**WHAT IS BEING ASKED:**
In the listing that follows, count the lines holding the word "DINH" and report only that number.

**TASK INPUT:**
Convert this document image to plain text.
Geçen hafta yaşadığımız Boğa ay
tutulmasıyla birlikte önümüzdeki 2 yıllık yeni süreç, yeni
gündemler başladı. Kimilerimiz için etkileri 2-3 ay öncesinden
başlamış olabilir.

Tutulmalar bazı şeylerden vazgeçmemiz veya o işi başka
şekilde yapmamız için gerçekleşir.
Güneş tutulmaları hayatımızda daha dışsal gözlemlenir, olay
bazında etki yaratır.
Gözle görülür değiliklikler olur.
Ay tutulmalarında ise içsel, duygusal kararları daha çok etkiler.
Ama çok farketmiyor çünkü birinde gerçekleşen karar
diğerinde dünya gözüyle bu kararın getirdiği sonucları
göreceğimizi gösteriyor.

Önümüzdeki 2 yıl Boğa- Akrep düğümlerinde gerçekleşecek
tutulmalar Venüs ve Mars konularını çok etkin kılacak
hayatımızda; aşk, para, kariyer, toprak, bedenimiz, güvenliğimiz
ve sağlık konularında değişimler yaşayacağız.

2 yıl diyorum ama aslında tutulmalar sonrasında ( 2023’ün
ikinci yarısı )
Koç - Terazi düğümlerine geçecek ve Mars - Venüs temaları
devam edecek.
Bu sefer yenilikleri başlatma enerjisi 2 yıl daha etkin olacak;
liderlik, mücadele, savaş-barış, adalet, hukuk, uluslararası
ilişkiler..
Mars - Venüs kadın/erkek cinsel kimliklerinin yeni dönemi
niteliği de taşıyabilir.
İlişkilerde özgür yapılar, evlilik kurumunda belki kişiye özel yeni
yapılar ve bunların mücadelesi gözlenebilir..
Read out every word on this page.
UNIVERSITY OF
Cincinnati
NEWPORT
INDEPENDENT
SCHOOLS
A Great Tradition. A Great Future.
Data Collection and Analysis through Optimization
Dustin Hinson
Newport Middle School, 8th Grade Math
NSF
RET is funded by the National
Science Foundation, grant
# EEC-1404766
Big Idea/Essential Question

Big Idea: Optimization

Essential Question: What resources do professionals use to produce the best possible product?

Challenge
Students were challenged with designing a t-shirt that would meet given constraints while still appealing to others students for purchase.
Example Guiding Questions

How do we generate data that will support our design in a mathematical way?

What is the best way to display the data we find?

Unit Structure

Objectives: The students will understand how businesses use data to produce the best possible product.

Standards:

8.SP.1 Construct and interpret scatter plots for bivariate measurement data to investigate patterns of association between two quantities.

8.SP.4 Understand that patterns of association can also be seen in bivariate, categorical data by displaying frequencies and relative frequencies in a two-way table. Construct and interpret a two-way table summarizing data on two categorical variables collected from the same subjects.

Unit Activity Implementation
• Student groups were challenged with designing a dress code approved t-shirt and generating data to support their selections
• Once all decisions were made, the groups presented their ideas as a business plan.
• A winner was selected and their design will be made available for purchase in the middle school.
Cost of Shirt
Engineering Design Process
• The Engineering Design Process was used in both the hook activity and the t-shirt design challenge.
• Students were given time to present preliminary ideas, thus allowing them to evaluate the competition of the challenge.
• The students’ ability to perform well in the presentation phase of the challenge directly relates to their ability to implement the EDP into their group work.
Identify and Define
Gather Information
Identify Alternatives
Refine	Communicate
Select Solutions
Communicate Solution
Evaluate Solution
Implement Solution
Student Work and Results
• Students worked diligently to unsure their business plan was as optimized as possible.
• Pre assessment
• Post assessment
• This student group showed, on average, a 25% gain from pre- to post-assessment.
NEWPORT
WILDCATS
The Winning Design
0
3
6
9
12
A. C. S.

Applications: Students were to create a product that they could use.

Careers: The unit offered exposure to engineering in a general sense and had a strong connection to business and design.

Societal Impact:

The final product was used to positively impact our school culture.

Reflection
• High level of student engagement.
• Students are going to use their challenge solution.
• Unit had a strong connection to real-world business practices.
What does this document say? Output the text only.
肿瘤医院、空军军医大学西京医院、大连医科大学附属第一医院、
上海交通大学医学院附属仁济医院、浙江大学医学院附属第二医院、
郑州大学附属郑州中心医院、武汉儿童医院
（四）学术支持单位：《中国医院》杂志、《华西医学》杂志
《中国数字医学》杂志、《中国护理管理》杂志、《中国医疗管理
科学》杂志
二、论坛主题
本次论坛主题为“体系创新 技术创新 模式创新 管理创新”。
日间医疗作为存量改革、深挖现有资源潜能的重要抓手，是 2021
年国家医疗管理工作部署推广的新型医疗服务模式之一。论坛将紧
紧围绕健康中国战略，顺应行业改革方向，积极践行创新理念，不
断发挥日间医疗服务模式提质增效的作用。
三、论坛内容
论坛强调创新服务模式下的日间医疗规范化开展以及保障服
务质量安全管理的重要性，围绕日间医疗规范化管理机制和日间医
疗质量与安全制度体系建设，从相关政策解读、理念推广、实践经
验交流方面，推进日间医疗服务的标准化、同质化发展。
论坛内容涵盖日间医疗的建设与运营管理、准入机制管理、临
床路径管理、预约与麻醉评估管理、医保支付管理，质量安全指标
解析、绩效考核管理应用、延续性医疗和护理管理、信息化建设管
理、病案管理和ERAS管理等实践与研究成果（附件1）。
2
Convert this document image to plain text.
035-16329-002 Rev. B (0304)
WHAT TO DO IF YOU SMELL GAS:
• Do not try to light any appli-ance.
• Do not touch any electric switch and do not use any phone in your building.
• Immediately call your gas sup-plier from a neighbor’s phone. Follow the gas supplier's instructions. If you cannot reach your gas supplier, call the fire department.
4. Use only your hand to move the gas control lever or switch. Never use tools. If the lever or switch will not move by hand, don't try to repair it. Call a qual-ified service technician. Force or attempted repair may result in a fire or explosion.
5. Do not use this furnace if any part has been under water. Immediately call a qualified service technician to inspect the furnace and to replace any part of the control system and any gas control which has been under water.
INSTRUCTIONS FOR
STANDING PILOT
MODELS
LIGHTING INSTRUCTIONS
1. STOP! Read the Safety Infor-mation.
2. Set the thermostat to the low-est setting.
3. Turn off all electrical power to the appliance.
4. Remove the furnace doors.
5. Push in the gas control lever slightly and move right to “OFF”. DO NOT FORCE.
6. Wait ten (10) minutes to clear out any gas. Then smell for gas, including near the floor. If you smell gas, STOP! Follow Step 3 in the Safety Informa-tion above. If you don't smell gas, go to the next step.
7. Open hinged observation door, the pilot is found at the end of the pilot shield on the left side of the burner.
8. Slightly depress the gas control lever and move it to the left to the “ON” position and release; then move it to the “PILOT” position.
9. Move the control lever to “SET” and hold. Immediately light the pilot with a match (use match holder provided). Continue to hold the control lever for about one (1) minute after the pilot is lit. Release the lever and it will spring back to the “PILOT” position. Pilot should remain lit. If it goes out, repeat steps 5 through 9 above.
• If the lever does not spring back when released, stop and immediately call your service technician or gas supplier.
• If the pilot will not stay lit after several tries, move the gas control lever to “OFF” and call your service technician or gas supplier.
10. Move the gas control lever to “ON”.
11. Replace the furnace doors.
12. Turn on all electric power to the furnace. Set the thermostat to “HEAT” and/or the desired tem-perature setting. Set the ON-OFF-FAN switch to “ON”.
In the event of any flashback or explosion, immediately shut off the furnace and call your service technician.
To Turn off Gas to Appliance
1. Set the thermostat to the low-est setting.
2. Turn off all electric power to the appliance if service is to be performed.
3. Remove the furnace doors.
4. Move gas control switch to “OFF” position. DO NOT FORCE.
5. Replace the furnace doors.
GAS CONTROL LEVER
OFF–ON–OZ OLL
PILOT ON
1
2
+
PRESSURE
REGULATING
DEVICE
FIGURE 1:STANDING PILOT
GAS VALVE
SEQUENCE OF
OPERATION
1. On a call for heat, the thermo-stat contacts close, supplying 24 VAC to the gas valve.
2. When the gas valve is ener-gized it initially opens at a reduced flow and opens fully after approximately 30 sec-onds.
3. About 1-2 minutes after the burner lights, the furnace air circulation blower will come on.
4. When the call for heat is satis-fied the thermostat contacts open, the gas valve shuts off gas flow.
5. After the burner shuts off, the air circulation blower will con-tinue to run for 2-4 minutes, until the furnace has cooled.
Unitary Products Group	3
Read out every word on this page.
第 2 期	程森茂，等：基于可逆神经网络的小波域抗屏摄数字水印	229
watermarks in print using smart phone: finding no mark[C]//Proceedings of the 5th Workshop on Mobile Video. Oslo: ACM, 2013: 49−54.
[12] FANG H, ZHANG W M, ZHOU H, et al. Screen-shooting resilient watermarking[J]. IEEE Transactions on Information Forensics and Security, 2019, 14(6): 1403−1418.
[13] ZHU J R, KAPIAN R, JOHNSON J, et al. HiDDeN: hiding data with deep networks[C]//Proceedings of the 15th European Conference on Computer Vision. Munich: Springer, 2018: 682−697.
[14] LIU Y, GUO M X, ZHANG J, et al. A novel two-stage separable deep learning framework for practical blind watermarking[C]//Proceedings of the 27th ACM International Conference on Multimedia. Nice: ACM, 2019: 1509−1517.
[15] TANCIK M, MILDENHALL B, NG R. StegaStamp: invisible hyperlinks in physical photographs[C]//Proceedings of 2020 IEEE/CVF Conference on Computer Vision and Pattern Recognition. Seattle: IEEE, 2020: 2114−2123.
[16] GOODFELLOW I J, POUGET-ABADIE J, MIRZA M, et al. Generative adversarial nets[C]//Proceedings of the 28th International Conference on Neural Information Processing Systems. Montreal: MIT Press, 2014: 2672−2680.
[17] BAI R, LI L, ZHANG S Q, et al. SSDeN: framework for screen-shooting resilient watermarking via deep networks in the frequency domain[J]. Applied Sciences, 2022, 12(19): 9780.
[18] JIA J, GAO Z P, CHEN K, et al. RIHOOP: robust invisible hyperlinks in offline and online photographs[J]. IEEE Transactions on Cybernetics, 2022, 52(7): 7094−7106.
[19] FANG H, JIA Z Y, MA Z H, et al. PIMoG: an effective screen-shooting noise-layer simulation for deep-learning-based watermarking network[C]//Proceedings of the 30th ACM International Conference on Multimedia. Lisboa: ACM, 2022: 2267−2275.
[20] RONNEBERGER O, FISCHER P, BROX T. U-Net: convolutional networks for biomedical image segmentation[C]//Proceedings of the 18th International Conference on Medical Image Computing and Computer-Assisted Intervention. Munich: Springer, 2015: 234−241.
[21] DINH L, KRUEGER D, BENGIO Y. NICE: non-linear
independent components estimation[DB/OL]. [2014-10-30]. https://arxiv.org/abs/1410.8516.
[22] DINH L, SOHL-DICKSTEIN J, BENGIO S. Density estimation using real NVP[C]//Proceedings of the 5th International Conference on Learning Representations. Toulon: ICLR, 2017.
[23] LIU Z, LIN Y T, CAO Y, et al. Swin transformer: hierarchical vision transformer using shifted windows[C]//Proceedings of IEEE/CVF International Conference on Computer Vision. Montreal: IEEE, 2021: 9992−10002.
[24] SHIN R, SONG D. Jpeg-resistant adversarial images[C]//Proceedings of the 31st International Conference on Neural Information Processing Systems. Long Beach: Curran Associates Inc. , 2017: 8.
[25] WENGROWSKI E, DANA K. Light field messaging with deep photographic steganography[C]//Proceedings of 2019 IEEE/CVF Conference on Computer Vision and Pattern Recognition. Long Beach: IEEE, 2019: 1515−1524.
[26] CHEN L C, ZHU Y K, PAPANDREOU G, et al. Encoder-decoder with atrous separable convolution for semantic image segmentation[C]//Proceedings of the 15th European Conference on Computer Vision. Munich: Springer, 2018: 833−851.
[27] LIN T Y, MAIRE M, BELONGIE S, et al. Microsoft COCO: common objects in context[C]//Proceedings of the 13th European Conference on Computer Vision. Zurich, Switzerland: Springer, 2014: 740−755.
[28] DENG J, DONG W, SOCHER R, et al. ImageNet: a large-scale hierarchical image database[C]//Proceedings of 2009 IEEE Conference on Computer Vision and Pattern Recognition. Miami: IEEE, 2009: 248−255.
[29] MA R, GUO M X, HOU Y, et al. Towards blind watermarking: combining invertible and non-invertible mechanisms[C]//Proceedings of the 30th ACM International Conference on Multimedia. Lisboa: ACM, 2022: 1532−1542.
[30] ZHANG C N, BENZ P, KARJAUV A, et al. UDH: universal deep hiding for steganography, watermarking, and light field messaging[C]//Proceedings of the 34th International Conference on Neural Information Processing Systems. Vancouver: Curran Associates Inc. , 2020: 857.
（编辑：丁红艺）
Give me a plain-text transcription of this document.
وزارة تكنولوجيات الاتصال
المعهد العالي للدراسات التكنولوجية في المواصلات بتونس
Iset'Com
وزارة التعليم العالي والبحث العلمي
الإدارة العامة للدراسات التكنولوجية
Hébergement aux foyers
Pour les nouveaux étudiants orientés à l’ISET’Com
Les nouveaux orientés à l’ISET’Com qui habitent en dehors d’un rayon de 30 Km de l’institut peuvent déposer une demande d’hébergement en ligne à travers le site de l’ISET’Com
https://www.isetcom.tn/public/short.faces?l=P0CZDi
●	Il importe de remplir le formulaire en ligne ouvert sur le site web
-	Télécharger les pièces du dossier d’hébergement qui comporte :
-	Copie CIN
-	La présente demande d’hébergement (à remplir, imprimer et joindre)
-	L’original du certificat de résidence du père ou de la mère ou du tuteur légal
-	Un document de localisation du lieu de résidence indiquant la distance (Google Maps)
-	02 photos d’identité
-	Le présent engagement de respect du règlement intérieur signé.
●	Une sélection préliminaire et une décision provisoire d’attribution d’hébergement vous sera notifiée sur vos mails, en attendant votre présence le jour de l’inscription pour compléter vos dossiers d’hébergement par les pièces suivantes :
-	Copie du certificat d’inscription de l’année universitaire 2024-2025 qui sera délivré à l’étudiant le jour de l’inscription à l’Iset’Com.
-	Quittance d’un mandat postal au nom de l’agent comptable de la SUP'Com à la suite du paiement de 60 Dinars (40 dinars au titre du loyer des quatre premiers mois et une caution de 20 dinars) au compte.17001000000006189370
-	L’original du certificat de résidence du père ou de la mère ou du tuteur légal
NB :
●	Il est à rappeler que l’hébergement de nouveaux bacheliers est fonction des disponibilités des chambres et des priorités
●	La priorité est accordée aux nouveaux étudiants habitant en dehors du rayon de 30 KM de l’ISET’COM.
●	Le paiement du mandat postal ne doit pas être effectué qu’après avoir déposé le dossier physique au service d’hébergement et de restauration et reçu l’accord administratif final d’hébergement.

**RESULT BELOW:**
2